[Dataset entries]
◆ ◆ ◆ ◆ ◆ ◆ ◆

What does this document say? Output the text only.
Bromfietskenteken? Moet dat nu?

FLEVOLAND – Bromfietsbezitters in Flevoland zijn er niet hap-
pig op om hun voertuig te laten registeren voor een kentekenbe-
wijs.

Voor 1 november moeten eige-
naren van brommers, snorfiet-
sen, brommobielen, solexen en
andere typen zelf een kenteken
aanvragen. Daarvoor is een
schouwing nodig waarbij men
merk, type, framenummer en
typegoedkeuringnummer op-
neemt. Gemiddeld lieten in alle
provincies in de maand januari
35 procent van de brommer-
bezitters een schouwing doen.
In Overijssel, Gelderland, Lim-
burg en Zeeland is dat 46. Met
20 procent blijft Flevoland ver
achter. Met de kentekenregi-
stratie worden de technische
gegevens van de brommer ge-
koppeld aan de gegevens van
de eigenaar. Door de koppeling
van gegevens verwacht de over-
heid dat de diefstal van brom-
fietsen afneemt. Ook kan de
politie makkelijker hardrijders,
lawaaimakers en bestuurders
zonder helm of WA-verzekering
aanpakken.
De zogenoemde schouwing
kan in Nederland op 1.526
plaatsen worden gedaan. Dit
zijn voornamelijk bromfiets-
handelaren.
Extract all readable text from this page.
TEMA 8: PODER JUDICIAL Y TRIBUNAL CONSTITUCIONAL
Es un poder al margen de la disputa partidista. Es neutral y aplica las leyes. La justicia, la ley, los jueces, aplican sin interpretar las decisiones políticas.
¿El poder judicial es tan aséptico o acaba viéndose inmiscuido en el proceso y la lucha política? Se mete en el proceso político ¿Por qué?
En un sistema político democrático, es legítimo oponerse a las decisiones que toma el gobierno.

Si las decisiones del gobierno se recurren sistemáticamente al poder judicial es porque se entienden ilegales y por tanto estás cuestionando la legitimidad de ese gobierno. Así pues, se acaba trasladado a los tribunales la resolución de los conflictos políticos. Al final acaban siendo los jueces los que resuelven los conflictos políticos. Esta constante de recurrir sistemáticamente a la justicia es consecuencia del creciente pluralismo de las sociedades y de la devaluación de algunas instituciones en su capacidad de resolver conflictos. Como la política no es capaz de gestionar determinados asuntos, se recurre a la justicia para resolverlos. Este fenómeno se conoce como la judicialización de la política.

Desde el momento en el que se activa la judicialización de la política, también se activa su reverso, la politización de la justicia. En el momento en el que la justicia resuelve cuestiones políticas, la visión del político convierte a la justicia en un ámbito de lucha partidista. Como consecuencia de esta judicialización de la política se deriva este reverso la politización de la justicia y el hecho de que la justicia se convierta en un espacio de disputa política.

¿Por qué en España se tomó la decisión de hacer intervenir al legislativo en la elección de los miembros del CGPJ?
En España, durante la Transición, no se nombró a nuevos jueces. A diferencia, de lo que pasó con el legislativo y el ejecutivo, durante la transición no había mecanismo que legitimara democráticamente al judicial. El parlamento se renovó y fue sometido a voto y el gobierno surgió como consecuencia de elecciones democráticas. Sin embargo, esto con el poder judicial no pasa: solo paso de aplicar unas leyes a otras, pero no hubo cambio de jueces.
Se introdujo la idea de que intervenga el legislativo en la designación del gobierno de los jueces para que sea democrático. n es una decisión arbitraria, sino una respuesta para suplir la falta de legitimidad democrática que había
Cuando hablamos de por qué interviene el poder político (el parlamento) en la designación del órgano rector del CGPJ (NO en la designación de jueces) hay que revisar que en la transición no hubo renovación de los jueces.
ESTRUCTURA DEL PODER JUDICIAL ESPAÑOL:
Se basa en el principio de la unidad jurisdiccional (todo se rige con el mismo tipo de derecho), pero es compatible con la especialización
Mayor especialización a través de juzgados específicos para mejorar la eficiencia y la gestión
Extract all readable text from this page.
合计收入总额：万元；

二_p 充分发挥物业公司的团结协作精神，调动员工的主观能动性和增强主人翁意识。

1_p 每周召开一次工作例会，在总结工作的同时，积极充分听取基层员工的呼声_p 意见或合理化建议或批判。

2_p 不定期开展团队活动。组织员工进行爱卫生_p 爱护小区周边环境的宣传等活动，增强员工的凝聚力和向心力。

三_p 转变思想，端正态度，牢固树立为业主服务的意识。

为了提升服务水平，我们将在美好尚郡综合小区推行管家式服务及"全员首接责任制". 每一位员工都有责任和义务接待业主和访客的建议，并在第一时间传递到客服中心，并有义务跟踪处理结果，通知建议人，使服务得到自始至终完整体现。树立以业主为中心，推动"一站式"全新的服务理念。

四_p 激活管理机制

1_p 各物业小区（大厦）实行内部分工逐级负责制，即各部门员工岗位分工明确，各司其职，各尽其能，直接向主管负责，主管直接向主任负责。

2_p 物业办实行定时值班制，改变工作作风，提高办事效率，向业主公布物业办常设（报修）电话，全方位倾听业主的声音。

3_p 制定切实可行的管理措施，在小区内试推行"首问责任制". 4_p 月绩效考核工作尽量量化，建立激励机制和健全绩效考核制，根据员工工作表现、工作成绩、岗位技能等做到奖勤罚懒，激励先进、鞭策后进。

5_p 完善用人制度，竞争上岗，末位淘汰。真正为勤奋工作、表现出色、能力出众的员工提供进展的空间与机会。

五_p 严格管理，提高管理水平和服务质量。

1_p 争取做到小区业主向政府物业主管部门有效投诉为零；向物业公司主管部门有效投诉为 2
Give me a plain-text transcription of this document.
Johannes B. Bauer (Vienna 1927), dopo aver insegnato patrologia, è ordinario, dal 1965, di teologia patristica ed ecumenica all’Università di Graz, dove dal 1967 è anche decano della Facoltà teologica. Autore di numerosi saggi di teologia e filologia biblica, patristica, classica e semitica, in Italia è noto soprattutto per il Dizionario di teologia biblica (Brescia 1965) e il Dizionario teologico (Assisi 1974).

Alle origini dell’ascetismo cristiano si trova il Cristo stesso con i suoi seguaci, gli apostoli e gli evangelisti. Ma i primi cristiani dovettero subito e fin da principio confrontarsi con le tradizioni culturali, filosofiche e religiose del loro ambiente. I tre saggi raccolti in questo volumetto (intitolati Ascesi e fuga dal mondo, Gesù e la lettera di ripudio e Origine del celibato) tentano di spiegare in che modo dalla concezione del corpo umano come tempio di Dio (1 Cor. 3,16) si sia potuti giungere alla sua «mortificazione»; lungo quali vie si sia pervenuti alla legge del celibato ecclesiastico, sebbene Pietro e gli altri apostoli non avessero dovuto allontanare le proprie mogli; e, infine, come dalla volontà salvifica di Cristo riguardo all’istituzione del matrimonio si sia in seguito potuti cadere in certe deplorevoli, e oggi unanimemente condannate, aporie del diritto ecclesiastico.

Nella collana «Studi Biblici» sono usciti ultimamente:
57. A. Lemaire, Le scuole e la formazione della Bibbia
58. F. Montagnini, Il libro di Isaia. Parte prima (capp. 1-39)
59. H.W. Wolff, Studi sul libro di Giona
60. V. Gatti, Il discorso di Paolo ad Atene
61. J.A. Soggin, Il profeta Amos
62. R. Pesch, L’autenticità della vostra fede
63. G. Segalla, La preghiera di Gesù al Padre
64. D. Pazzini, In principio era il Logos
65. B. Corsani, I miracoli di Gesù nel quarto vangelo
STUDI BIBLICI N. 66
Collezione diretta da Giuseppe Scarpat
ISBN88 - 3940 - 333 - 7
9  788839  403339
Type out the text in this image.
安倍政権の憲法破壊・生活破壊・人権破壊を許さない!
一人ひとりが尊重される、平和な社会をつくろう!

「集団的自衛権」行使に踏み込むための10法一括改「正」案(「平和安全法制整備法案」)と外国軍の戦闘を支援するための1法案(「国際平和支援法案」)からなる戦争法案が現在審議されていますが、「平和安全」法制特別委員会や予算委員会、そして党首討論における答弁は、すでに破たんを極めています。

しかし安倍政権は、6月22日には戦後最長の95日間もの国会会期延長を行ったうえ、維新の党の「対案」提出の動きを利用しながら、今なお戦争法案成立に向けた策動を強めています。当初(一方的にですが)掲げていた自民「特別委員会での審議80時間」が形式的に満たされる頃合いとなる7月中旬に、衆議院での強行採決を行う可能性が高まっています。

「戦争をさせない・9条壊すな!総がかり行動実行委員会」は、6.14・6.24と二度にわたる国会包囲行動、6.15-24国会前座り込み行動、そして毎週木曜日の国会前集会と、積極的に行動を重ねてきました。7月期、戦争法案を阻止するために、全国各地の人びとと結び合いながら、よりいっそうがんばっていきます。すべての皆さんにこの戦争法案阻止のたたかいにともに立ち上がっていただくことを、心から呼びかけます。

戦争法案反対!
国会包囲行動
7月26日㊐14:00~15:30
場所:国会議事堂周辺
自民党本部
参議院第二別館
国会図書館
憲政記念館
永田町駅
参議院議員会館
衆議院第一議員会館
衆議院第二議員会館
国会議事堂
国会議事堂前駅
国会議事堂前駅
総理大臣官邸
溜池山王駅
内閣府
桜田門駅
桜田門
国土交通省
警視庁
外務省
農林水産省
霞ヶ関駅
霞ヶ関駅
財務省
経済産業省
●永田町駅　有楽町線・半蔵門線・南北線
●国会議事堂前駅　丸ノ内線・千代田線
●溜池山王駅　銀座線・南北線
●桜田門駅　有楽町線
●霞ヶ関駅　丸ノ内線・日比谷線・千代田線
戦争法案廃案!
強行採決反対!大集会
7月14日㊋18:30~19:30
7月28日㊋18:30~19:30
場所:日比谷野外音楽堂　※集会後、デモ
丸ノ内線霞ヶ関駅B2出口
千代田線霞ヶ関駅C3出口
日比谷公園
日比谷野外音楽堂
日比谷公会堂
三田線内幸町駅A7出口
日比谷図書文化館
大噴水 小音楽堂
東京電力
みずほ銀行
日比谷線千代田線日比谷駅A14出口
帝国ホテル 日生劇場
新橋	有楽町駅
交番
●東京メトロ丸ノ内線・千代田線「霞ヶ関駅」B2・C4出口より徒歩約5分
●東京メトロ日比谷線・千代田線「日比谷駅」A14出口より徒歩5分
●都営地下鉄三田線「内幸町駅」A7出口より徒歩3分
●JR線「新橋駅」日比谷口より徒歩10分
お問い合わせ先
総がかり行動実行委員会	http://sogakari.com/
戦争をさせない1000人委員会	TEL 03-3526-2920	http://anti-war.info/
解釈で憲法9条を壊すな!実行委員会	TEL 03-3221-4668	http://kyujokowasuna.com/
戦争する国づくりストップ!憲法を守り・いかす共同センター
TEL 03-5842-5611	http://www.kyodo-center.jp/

◆ ◆ ◆ ◆ ◆ ◆ ◆

- **REQUIREMENT**
Everything from the line that contains "Type out the text in this image." through the end of the records must be duplicated exactly, and nothing outside that range.

- **ANSWER TO THIS EXERCISE**
Type out the text in this image.
安倍政権の憲法破壊・生活破壊・人権破壊を許さない!
一人ひとりが尊重される、平和な社会をつくろう!

「集団的自衛権」行使に踏み込むための10法一括改「正」案(「平和安全法制整備法案」)と外国軍の戦闘を支援するための1法案(「国際平和支援法案」)からなる戦争法案が現在審議されていますが、「平和安全」法制特別委員会や予算委員会、そして党首討論における答弁は、すでに破たんを極めています。

しかし安倍政権は、6月22日には戦後最長の95日間もの国会会期延長を行ったうえ、維新の党の「対案」提出の動きを利用しながら、今なお戦争法案成立に向けた策動を強めています。当初(一方的にですが)掲げていた自民「特別委員会での審議80時間」が形式的に満たされる頃合いとなる7月中旬に、衆議院での強行採決を行う可能性が高まっています。

「戦争をさせない・9条壊すな!総がかり行動実行委員会」は、6.14・6.24と二度にわたる国会包囲行動、6.15-24国会前座り込み行動、そして毎週木曜日の国会前集会と、積極的に行動を重ねてきました。7月期、戦争法案を阻止するために、全国各地の人びとと結び合いながら、よりいっそうがんばっていきます。すべての皆さんにこの戦争法案阻止のたたかいにともに立ち上がっていただくことを、心から呼びかけます。

戦争法案反対!
国会包囲行動
7月26日㊐14:00~15:30
場所:国会議事堂周辺
自民党本部
参議院第二別館
国会図書館
憲政記念館
永田町駅
参議院議員会館
衆議院第一議員会館
衆議院第二議員会館
国会議事堂
国会議事堂前駅
国会議事堂前駅
総理大臣官邸
溜池山王駅
内閣府
桜田門駅
桜田門
国土交通省
警視庁
外務省
農林水産省
霞ヶ関駅
霞ヶ関駅
財務省
経済産業省
●永田町駅　有楽町線・半蔵門線・南北線
●国会議事堂前駅　丸ノ内線・千代田線
●溜池山王駅　銀座線・南北線
●桜田門駅　有楽町線
●霞ヶ関駅　丸ノ内線・日比谷線・千代田線
戦争法案廃案!
強行採決反対!大集会
7月14日㊋18:30~19:30
7月28日㊋18:30~19:30
場所:日比谷野外音楽堂　※集会後、デモ
丸ノ内線霞ヶ関駅B2出口
千代田線霞ヶ関駅C3出口
日比谷公園
日比谷野外音楽堂
日比谷公会堂
三田線内幸町駅A7出口
日比谷図書文化館
大噴水 小音楽堂
東京電力
みずほ銀行
日比谷線千代田線日比谷駅A14出口
帝国ホテル 日生劇場
新橋	有楽町駅
交番
●東京メトロ丸ノ内線・千代田線「霞ヶ関駅」B2・C4出口より徒歩約5分
●東京メトロ日比谷線・千代田線「日比谷駅」A14出口より徒歩5分
●都営地下鉄三田線「内幸町駅」A7出口より徒歩3分
●JR線「新橋駅」日比谷口より徒歩10分
お問い合わせ先
総がかり行動実行委員会	http://sogakari.com/
戦争をさせない1000人委員会	TEL 03-3526-2920	http://anti-war.info/
解釈で憲法9条を壊すな!実行委員会	TEL 03-3221-4668	http://kyujokowasuna.com/
戦争する国づくりストップ!憲法を守り・いかす共同センター
TEL 03-5842-5611	http://www.kyodo-center.jp/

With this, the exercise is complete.